Data records:
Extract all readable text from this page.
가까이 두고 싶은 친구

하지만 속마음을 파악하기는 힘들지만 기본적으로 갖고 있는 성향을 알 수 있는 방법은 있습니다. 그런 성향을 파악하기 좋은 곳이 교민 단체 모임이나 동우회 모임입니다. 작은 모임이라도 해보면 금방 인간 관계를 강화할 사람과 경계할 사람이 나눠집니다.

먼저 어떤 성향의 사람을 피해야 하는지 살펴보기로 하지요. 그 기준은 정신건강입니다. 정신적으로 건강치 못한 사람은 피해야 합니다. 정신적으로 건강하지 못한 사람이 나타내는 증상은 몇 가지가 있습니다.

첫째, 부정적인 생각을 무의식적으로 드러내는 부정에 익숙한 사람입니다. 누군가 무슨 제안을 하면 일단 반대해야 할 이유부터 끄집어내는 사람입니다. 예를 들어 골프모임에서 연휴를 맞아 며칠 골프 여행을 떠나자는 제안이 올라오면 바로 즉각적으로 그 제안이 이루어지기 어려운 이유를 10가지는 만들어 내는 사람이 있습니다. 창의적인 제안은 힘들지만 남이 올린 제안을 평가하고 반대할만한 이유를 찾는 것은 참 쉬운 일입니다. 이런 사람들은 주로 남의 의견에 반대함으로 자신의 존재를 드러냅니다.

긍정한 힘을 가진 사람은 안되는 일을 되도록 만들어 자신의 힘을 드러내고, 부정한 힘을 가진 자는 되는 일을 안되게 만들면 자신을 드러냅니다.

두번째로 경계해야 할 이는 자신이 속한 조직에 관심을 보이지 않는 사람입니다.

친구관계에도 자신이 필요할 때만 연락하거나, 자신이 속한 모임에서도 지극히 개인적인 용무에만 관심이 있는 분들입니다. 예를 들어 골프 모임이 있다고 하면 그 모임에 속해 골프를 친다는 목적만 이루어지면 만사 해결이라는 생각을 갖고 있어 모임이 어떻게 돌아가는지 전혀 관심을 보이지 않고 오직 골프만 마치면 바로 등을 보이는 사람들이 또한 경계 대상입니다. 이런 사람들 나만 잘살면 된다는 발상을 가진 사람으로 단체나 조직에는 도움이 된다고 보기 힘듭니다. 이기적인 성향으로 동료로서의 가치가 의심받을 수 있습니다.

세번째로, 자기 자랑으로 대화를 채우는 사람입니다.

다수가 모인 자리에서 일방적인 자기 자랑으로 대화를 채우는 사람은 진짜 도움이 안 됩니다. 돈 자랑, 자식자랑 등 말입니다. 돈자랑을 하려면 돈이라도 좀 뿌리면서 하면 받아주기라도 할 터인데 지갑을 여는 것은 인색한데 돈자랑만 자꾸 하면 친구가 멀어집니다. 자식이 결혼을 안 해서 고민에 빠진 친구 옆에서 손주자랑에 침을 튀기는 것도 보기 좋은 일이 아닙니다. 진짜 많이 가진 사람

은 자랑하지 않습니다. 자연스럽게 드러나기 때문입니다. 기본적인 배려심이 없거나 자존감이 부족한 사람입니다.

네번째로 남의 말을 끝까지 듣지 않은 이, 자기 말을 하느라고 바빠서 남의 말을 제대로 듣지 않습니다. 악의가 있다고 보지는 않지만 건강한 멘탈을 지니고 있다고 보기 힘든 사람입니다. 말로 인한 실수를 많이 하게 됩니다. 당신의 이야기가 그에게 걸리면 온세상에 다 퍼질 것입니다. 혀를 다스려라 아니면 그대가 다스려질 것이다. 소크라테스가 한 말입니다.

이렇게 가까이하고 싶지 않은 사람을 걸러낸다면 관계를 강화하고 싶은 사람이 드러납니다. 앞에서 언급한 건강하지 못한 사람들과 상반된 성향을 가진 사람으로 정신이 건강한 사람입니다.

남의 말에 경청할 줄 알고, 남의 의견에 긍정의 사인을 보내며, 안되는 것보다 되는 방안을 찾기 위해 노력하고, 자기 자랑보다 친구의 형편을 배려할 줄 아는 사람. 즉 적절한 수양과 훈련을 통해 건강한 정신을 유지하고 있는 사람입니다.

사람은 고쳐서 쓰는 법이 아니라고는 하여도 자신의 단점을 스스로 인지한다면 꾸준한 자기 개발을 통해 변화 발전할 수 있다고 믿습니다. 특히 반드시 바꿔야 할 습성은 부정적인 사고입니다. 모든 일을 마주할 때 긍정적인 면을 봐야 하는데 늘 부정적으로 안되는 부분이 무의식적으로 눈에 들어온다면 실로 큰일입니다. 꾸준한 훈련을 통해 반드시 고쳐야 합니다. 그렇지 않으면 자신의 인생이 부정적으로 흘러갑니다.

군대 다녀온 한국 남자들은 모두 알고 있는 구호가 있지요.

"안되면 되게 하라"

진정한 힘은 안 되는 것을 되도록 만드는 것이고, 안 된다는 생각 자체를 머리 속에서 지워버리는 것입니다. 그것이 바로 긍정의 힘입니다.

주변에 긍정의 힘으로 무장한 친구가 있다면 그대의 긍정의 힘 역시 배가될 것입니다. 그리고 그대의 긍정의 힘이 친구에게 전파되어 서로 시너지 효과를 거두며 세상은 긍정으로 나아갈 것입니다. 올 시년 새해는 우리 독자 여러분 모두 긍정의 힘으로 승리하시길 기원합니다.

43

▶ [TASK PROMPT]:
Gather from the records above every line containing the string "부정적인".

▶ [WRITTEN REPLY]:
첫째, 부정적인 생각을 무의식적으로 드러내는 부정에 익숙한 사람입니다. 누군가 무슨 제안을 하면 일단 반대해야 할 이유부터 끄집어내는 사람입니다. 예를 들어 골프모임에서 연휴를 맞아 며칠 골프 여행을 떠나자는 제안이 올라오면 바로 즉각적으로 그 제안이 이루어지기 어려운 이유를 10가지는 만들어 내는 사람이 있습니다. 창의적인 제안은 힘들지만 남이 올린 제안을 평가하고 반대할만한 이유를 찾는 것은 참 쉬운 일입니다. 이런 사람들은 주로 남의 의견에 반대함으로 자신의 존재를 드러냅니다.
사람은 고쳐서 쓰는 법이 아니라고는 하여도 자신의 단점을 스스로 인지한다면 꾸준한 자기 개발을 통해 변화 발전할 수 있다고 믿습니다. 특히 반드시 바꿔야 할 습성은 부정적인 사고입니다. 모든 일을 마주할 때 긍정적인 면을 봐야 하는데 늘 부정적으로 안되는 부분이 무의식적으로 눈에 들어온다면 실로 큰일입니다. 꾸준한 훈련을 통해 반드시 고쳐야 합니다. 그렇지 않으면 자신의 인생이 부정적으로 흘러갑니다.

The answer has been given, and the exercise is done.